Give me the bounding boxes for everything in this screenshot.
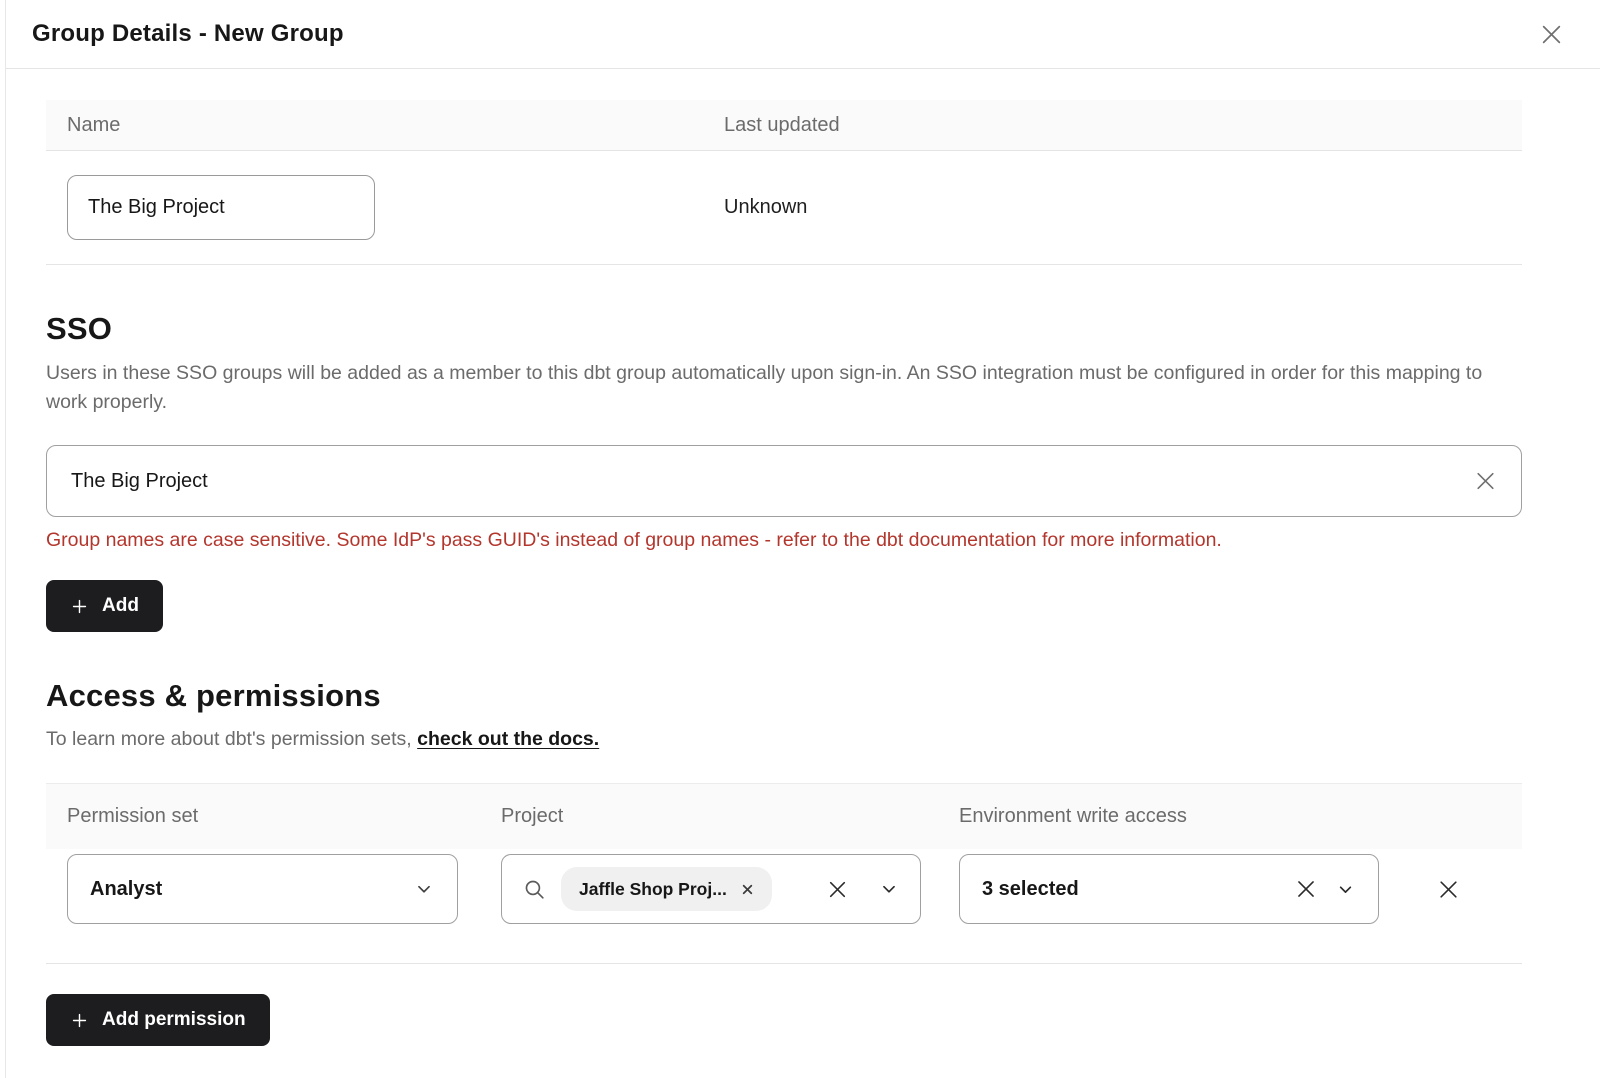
clear-icon	[1472, 468, 1499, 495]
sso-group-input[interactable]	[71, 470, 1461, 493]
page-title: Group Details - New Group	[32, 20, 344, 48]
docs-link[interactable]: check out the docs.	[417, 728, 599, 750]
sso-clear-button[interactable]	[1472, 468, 1499, 495]
remove-tag-icon[interactable]	[741, 883, 754, 896]
project-tag[interactable]: Jaffle Shop Proj...	[561, 867, 772, 911]
add-permission-button[interactable]: Add permission	[46, 994, 270, 1046]
environment-access-value: 3 selected	[982, 878, 1079, 901]
group-name-input[interactable]	[67, 175, 375, 240]
project-clear-button[interactable]	[825, 877, 850, 902]
column-header-last-updated: Last updated	[724, 114, 1522, 137]
close-icon	[1537, 20, 1566, 49]
search-icon	[522, 877, 547, 902]
project-tag-label: Jaffle Shop Proj...	[579, 879, 727, 900]
remove-permission-row-button[interactable]	[1435, 876, 1462, 903]
column-header-permission-set: Permission set	[46, 805, 501, 828]
sso-heading: SSO	[46, 311, 1522, 347]
permission-set-select[interactable]: Analyst	[67, 854, 458, 924]
modal-header: Group Details - New Group	[6, 0, 1600, 69]
sso-warning-text: Group names are case sensitive. Some IdP…	[46, 529, 1522, 552]
permissions-intro: To learn more about dbt's permission set…	[46, 728, 1522, 751]
add-permission-button-label: Add permission	[102, 1009, 246, 1031]
permissions-intro-text: To learn more about dbt's permission set…	[46, 728, 417, 750]
chevron-down-icon	[1335, 879, 1356, 900]
last-updated-value: Unknown	[724, 196, 1522, 219]
modal-content: Name Last updated Unknown SSO Users in t…	[6, 100, 1600, 1046]
add-button-label: Add	[102, 595, 139, 617]
column-header-environment-write-access: Environment write access	[959, 805, 1522, 828]
clear-icon	[1293, 876, 1319, 902]
remove-row-icon	[1435, 876, 1462, 903]
permission-set-value: Analyst	[90, 878, 162, 901]
environment-clear-button[interactable]	[1293, 876, 1319, 902]
permissions-heading: Access & permissions	[46, 678, 1522, 714]
permissions-table-header: Permission set Project Environment write…	[46, 783, 1522, 849]
chevron-down-icon	[413, 878, 435, 900]
chevron-down-icon	[878, 878, 900, 900]
column-header-name: Name	[46, 114, 724, 137]
table-row: Unknown	[46, 151, 1522, 265]
column-header-project: Project	[501, 805, 959, 828]
group-details-modal: Group Details - New Group Name Last upda…	[5, 0, 1600, 1078]
sso-description: Users in these SSO groups will be added …	[46, 359, 1521, 417]
project-select[interactable]: Jaffle Shop Proj...	[501, 854, 921, 924]
permissions-table: Permission set Project Environment write…	[46, 783, 1522, 964]
plus-icon	[70, 597, 89, 616]
group-table-header: Name Last updated	[46, 100, 1522, 151]
clear-icon	[825, 877, 850, 902]
sso-group-field	[46, 445, 1522, 517]
close-button[interactable]	[1537, 20, 1566, 49]
add-sso-group-button[interactable]: Add	[46, 580, 163, 632]
plus-icon	[70, 1011, 89, 1030]
environment-access-select[interactable]: 3 selected	[959, 854, 1379, 924]
permission-row: Analyst	[46, 849, 1522, 964]
group-name-table: Name Last updated Unknown	[46, 100, 1522, 265]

GIVEN REQUEST:
Pick out every line of the data above that contains the string "input", with matching case, and copy each one.

EXPECTED ANSWER:
sso-group-input[interactable]	[71, 470, 1461, 493]
group-name-input[interactable]	[67, 175, 375, 240]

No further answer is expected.